→ Task goal
Reproduce each record exactly.

START Supplied information

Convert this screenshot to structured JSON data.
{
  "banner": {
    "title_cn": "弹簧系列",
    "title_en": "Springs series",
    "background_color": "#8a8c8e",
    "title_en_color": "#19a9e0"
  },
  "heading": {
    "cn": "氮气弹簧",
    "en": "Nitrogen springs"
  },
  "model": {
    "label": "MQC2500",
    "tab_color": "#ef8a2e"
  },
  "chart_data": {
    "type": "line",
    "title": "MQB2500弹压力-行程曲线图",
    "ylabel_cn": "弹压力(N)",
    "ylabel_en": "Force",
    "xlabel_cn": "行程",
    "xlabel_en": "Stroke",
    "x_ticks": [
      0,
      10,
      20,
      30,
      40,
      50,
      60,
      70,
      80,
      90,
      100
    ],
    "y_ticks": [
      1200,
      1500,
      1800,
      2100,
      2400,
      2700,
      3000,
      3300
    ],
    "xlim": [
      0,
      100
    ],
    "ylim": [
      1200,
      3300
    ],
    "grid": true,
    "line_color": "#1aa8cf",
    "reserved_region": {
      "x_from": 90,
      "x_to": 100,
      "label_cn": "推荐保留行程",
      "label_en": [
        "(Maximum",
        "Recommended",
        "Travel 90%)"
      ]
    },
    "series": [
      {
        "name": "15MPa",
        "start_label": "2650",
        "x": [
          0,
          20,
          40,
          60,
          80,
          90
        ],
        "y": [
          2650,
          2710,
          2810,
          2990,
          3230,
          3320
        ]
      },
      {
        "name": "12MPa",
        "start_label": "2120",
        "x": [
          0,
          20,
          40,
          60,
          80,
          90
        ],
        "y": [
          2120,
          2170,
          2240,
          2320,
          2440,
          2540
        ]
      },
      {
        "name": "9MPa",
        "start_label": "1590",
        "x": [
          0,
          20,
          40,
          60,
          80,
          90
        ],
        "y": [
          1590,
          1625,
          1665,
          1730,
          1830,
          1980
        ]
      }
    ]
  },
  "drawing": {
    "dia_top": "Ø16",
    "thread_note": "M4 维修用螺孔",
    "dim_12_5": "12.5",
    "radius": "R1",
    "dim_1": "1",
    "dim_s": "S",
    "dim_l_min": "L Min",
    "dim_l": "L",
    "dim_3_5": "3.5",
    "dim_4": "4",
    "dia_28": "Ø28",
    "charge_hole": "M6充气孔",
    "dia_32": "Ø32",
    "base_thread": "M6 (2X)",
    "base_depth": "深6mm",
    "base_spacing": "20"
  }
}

END Supplied information

→ Written solution
Convert this screenshot to structured JSON data.
{
  "banner": {
    "title_cn": "弹簧系列",
    "title_en": "Springs series",
    "background_color": "#8a8c8e",
    "title_en_color": "#19a9e0"
  },
  "heading": {
    "cn": "氮气弹簧",
    "en": "Nitrogen springs"
  },
  "model": {
    "label": "MQC2500",
    "tab_color": "#ef8a2e"
  },
  "chart_data": {
    "type": "line",
    "title": "MQB2500弹压力-行程曲线图",
    "ylabel_cn": "弹压力(N)",
    "ylabel_en": "Force",
    "xlabel_cn": "行程",
    "xlabel_en": "Stroke",
    "x_ticks": [
      0,
      10,
      20,
      30,
      40,
      50,
      60,
      70,
      80,
      90,
      100
    ],
    "y_ticks": [
      1200,
      1500,
      1800,
      2100,
      2400,
      2700,
      3000,
      3300
    ],
    "xlim": [
      0,
      100
    ],
    "ylim": [
      1200,
      3300
    ],
    "grid": true,
    "line_color": "#1aa8cf",
    "reserved_region": {
      "x_from": 90,
      "x_to": 100,
      "label_cn": "推荐保留行程",
      "label_en": [
        "(Maximum",
        "Recommended",
        "Travel 90%)"
      ]
    },
    "series": [
      {
        "name": "15MPa",
        "start_label": "2650",
        "x": [
          0,
          20,
          40,
          60,
          80,
          90
        ],
        "y": [
          2650,
          2710,
          2810,
          2990,
          3230,
          3320
        ]
      },
      {
        "name": "12MPa",
        "start_label": "2120",
        "x": [
          0,
          20,
          40,
          60,
          80,
          90
        ],
        "y": [
          2120,
          2170,
          2240,
          2320,
          2440,
          2540
        ]
      },
      {
        "name": "9MPa",
        "start_label": "1590",
        "x": [
          0,
          20,
          40,
          60,
          80,
          90
        ],
        "y": [
          1590,
          1625,
          1665,
          1730,
          1830,
          1980
        ]
      }
    ]
  },
  "drawing": {
    "dia_top": "Ø16",
    "thread_note": "M4 维修用螺孔",
    "dim_12_5": "12.5",
    "radius": "R1",
    "dim_1": "1",
    "dim_s": "S",
    "dim_l_min": "L Min",
    "dim_l": "L",
    "dim_3_5": "3.5",
    "dim_4": "4",
    "dia_28": "Ø28",
    "charge_hole": "M6充气孔",
    "dia_32": "Ø32",
    "base_thread": "M6 (2X)",
    "base_depth": "深6mm",
    "base_spacing": "20"
  }
}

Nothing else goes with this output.